* Work to do *
Gather each line containing the string "rule" from these entries.

— Begin Supplied material —

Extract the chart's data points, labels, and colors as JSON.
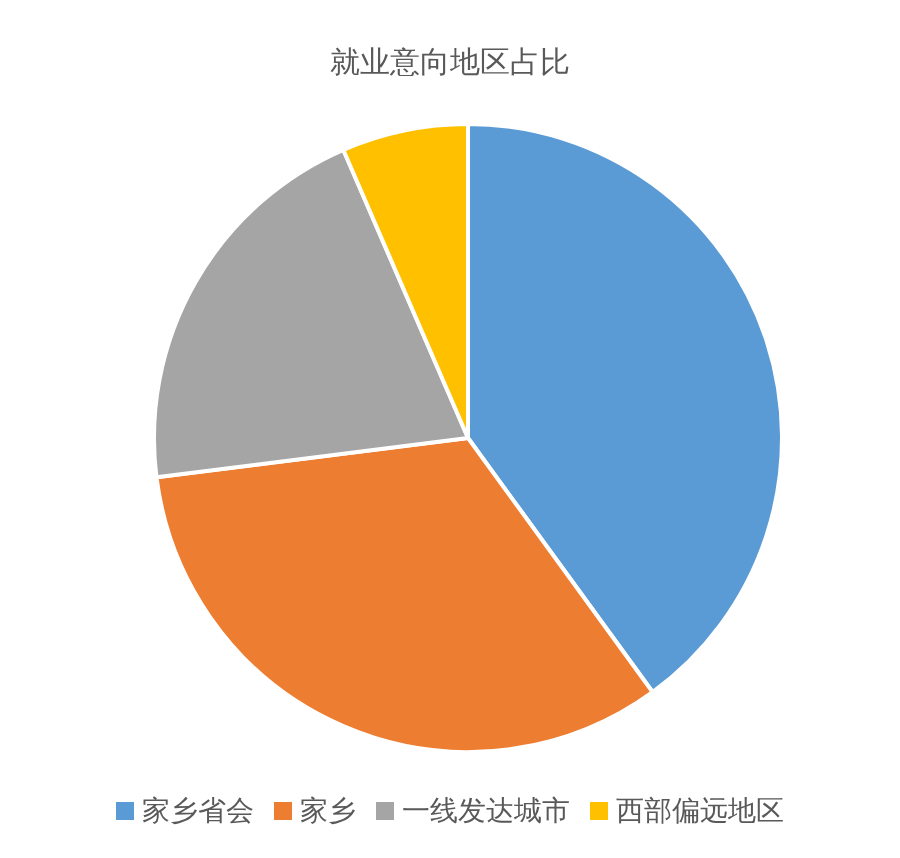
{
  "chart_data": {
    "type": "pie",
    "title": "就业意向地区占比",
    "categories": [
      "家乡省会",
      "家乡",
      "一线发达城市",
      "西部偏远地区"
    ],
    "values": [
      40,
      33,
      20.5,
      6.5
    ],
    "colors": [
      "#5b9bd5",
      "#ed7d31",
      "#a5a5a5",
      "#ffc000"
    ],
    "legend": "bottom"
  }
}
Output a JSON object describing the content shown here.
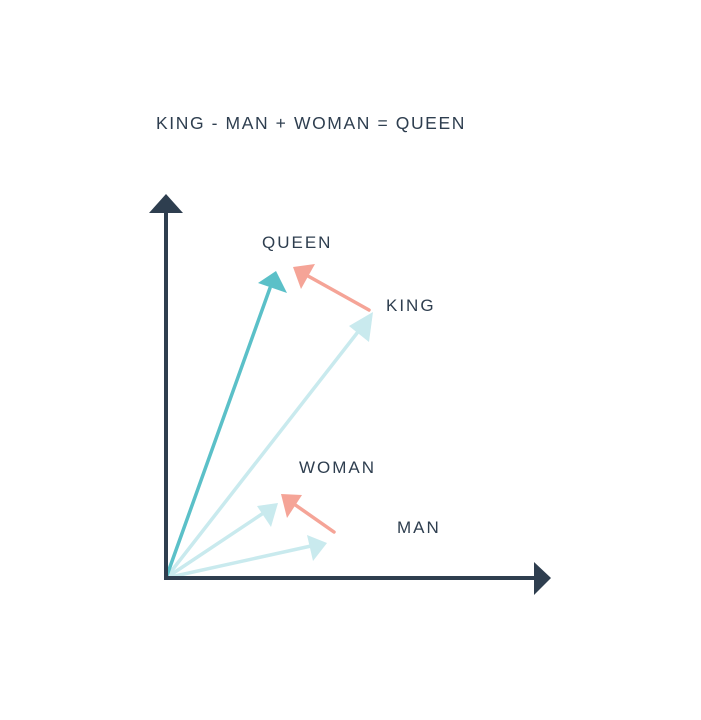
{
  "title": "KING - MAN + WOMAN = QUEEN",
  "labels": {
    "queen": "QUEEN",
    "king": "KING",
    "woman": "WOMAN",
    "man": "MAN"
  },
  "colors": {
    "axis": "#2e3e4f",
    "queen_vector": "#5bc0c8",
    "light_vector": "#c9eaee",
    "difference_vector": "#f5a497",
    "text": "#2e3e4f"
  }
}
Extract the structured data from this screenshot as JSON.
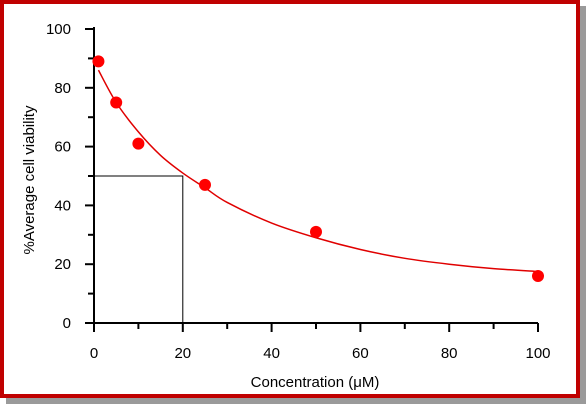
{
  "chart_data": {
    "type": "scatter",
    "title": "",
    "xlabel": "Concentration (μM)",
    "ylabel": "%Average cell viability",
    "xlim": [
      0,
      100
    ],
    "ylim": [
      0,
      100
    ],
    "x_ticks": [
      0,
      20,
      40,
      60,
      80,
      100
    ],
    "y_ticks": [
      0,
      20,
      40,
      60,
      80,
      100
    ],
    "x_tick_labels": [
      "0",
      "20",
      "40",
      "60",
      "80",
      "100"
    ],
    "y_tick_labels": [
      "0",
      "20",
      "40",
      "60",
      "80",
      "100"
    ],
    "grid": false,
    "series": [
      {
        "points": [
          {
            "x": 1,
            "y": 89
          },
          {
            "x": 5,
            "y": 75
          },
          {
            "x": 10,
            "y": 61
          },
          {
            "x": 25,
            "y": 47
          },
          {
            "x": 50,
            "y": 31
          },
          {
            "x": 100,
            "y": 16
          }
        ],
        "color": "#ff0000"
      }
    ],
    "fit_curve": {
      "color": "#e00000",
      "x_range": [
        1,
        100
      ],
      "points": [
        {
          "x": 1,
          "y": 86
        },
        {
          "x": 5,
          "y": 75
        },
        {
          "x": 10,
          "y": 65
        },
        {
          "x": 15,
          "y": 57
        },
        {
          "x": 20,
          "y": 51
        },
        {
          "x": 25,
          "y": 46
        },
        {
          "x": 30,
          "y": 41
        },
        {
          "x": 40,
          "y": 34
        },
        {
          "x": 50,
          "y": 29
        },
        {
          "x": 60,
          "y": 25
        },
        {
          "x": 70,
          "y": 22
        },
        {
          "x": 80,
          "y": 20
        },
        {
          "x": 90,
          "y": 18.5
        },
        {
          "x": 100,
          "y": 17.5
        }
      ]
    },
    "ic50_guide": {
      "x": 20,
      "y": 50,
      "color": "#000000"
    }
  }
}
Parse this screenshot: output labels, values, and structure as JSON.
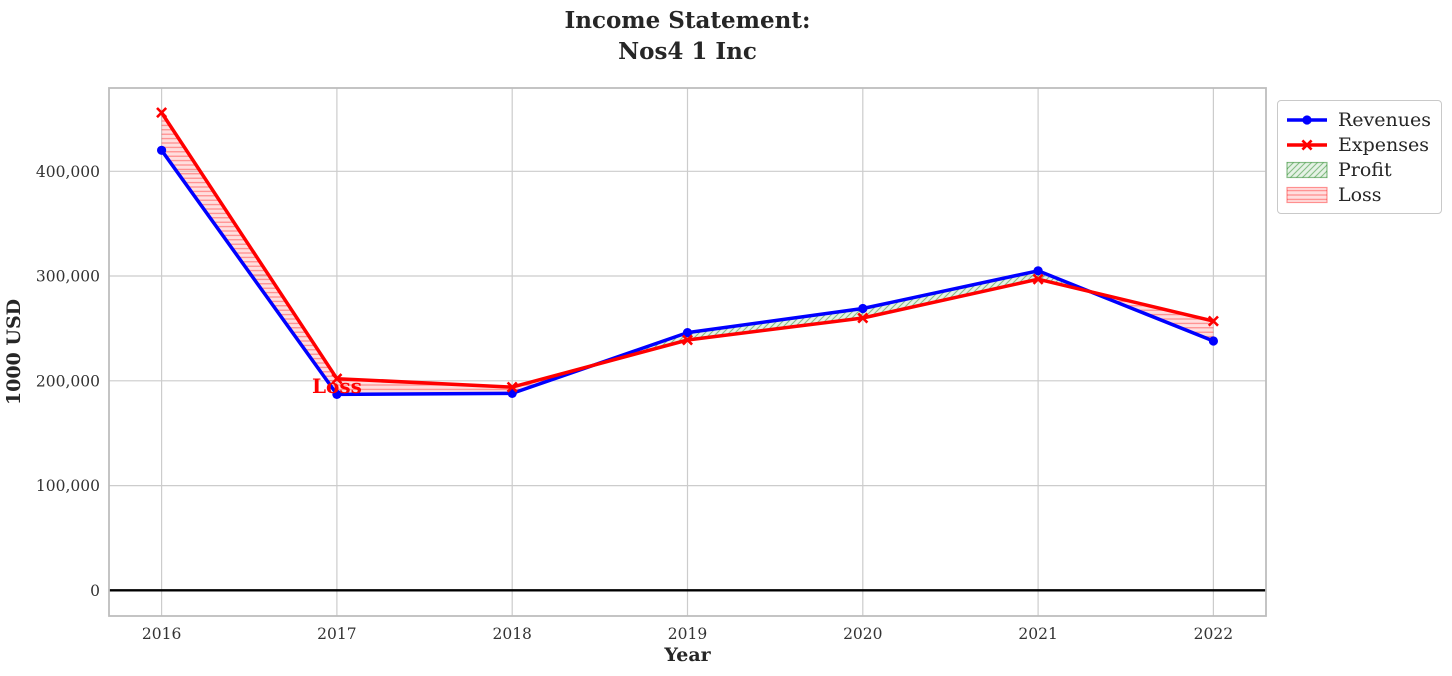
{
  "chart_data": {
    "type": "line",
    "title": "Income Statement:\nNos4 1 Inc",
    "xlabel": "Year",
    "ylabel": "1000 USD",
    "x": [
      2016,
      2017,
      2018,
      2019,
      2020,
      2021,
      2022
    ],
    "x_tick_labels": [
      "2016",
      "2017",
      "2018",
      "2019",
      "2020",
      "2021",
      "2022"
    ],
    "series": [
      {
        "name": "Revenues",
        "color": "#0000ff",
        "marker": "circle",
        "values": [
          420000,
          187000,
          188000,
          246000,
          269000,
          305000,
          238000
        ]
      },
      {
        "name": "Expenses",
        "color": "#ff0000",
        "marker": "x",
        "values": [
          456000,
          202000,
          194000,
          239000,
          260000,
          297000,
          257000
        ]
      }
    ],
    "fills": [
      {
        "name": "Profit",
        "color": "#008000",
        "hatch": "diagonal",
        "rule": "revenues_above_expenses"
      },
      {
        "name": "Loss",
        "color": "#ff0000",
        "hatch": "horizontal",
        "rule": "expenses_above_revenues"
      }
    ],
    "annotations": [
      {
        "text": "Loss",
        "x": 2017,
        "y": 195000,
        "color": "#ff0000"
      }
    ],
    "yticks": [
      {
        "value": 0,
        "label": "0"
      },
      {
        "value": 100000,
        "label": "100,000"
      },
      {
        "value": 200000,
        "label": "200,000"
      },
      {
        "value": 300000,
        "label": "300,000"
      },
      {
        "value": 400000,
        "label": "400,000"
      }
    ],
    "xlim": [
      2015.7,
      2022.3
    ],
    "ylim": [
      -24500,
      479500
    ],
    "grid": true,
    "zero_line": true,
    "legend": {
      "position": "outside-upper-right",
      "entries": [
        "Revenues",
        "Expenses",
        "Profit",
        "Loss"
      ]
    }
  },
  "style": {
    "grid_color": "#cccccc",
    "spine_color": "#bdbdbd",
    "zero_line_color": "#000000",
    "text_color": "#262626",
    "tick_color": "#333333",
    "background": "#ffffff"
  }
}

— End Supplied material —
— Begin Supplied material —

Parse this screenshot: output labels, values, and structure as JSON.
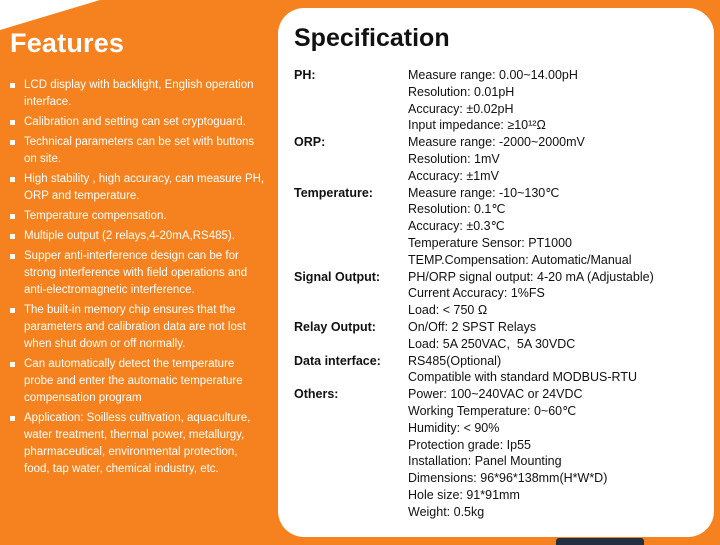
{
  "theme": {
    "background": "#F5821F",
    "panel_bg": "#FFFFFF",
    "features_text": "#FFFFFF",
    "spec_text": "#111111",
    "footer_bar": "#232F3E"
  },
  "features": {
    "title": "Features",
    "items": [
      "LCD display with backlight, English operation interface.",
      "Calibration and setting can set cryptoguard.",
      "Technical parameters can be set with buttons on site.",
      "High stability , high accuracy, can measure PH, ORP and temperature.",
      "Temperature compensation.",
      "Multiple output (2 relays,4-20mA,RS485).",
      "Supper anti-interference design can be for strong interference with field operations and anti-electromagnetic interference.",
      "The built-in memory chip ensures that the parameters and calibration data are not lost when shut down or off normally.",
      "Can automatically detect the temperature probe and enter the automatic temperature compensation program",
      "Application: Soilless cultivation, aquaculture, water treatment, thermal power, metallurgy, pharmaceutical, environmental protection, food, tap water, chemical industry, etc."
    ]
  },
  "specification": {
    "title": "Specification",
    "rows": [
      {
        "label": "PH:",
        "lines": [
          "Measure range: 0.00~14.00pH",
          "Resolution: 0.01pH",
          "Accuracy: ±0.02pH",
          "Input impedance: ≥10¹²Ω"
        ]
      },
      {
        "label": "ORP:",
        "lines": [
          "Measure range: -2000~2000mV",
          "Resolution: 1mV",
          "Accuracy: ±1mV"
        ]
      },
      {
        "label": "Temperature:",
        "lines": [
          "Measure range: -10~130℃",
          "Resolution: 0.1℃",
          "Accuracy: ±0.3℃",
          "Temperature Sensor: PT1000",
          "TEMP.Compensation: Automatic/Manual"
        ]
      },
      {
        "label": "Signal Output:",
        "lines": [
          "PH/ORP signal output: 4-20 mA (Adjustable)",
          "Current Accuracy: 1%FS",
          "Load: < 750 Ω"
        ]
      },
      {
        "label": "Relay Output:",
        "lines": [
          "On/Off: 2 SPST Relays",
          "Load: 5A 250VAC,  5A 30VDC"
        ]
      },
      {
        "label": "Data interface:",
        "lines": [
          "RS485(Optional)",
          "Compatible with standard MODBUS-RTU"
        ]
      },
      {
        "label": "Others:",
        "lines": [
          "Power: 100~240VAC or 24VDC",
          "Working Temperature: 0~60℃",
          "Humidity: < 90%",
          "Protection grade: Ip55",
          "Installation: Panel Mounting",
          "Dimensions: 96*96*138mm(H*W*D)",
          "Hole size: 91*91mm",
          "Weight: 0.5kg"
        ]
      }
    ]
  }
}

— End Supplied material —
— Begin Supplied material —

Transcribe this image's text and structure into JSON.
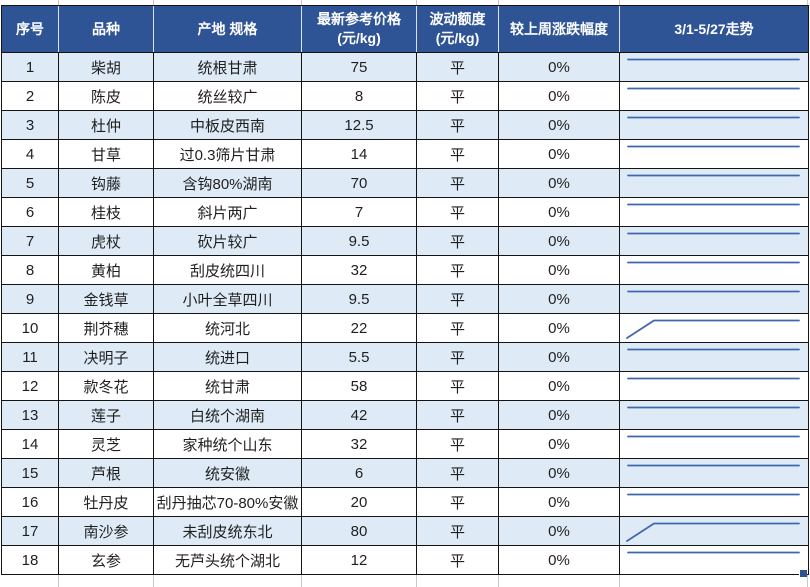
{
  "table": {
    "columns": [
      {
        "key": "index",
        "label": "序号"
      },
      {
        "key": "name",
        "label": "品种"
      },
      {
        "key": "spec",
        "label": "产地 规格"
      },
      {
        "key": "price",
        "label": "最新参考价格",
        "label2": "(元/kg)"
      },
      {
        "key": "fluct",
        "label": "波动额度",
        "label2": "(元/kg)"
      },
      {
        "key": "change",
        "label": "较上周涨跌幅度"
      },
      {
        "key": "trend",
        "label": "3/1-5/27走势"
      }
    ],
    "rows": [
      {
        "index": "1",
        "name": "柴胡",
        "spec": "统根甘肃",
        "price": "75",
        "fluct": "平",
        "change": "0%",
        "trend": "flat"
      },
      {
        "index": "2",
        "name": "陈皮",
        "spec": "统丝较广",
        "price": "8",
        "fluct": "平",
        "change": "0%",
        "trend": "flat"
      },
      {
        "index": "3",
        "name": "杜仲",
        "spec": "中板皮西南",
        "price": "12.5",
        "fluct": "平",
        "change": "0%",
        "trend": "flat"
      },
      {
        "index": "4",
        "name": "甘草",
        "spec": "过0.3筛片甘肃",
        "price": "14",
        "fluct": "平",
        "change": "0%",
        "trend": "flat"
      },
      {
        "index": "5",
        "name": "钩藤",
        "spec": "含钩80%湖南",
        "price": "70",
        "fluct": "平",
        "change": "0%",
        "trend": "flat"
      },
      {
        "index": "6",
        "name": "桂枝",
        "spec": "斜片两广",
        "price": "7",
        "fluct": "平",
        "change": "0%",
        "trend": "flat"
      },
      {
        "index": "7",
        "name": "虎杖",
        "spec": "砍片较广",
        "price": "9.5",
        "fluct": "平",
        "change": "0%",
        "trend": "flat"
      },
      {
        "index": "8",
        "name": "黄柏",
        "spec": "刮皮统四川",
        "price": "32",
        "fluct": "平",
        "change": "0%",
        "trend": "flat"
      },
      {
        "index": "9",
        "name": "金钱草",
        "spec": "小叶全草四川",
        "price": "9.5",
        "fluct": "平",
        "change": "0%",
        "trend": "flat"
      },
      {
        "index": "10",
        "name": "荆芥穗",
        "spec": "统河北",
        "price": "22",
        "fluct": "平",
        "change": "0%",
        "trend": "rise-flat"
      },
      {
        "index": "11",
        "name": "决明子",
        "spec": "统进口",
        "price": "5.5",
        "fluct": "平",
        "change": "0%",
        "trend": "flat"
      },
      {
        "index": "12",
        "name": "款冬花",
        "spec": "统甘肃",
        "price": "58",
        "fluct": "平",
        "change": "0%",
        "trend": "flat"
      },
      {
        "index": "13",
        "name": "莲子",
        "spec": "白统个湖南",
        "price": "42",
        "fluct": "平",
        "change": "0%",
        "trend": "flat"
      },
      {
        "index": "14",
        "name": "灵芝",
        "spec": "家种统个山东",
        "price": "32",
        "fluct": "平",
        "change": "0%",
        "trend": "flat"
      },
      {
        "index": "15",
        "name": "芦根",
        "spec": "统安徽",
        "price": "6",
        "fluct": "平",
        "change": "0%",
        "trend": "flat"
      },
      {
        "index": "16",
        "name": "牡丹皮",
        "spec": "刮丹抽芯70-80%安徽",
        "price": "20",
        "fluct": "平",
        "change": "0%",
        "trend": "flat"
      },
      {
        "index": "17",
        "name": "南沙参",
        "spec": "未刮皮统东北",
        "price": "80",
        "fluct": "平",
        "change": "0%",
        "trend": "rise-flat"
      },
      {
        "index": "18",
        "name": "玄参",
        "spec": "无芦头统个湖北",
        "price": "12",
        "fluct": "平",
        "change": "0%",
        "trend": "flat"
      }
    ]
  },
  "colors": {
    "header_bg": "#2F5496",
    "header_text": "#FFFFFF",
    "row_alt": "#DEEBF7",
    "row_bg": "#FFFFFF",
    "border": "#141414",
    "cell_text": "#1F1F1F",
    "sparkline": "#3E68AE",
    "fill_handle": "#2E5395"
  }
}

— End Supplied material —

* Answer to the problem *
        "rule": "revenues_above_expenses"
        "rule": "expenses_above_revenues"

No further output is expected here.